(Directions)
From the entries below, copy out every line with "запись" in it.

(Records for this exercise)

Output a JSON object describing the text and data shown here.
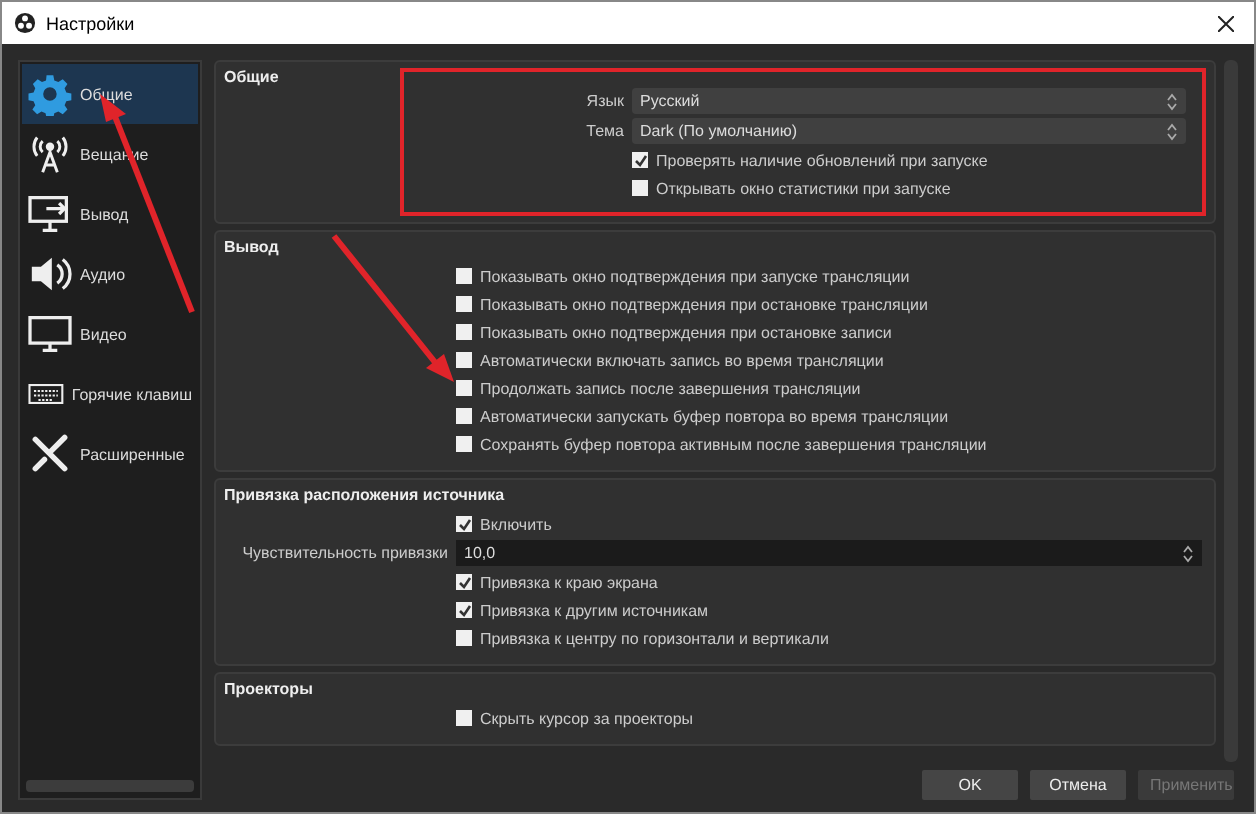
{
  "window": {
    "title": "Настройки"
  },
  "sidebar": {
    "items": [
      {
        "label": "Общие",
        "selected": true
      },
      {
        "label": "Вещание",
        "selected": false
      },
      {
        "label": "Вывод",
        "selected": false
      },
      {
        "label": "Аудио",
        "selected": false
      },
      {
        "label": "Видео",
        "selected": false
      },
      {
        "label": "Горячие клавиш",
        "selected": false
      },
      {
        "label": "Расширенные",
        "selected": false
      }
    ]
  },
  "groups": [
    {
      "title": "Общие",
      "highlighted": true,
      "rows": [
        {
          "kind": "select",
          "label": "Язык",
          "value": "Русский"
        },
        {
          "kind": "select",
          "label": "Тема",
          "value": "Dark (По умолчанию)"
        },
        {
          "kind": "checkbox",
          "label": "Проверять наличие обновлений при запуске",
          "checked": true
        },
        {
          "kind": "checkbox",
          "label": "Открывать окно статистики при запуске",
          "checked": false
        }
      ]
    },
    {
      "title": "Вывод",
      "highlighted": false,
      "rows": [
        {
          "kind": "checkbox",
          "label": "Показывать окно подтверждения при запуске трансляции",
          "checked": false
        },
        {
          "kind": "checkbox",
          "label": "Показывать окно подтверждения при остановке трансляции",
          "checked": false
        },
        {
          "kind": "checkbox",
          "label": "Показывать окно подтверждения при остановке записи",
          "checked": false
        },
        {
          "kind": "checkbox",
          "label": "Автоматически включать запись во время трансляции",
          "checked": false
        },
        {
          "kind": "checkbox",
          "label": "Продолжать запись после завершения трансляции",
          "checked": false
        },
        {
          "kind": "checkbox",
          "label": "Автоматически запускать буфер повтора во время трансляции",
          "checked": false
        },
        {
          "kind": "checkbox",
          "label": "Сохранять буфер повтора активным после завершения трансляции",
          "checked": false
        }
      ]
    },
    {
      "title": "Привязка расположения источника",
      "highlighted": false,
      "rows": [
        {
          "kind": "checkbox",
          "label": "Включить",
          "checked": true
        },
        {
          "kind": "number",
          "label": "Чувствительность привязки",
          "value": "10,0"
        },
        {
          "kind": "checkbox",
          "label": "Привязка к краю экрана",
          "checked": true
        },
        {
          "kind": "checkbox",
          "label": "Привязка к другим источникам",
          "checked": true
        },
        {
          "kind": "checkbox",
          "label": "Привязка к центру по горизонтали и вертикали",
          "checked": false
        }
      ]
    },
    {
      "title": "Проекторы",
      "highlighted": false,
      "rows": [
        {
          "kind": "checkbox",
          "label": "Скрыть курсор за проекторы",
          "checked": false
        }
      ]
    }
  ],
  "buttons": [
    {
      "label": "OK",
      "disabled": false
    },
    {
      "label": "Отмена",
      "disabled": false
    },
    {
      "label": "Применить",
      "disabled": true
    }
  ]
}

* * *

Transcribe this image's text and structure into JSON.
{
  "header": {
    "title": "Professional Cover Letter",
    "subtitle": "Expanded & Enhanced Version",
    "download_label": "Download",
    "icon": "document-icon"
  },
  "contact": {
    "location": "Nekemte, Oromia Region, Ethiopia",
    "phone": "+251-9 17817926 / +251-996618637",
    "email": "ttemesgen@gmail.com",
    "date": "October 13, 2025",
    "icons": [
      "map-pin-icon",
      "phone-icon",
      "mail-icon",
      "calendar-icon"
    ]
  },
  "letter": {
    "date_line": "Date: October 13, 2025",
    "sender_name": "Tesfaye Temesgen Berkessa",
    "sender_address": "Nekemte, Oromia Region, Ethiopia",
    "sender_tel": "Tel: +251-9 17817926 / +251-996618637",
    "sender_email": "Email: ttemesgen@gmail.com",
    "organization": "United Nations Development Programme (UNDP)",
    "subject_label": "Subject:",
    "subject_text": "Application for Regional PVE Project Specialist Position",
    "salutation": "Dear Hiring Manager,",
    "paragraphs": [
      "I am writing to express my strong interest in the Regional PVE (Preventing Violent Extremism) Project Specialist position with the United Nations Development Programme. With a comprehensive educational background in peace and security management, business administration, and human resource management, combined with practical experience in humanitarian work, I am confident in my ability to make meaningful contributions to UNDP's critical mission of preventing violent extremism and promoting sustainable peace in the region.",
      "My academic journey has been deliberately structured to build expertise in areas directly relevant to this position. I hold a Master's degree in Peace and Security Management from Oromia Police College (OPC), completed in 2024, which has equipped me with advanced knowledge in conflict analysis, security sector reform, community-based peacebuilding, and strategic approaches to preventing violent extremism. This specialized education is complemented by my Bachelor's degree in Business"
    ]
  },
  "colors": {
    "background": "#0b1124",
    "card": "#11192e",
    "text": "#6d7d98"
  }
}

(Result for this exercise)
          "label": "Автоматически включать запись во время трансляции",
          "label": "Продолжать запись после завершения трансляции",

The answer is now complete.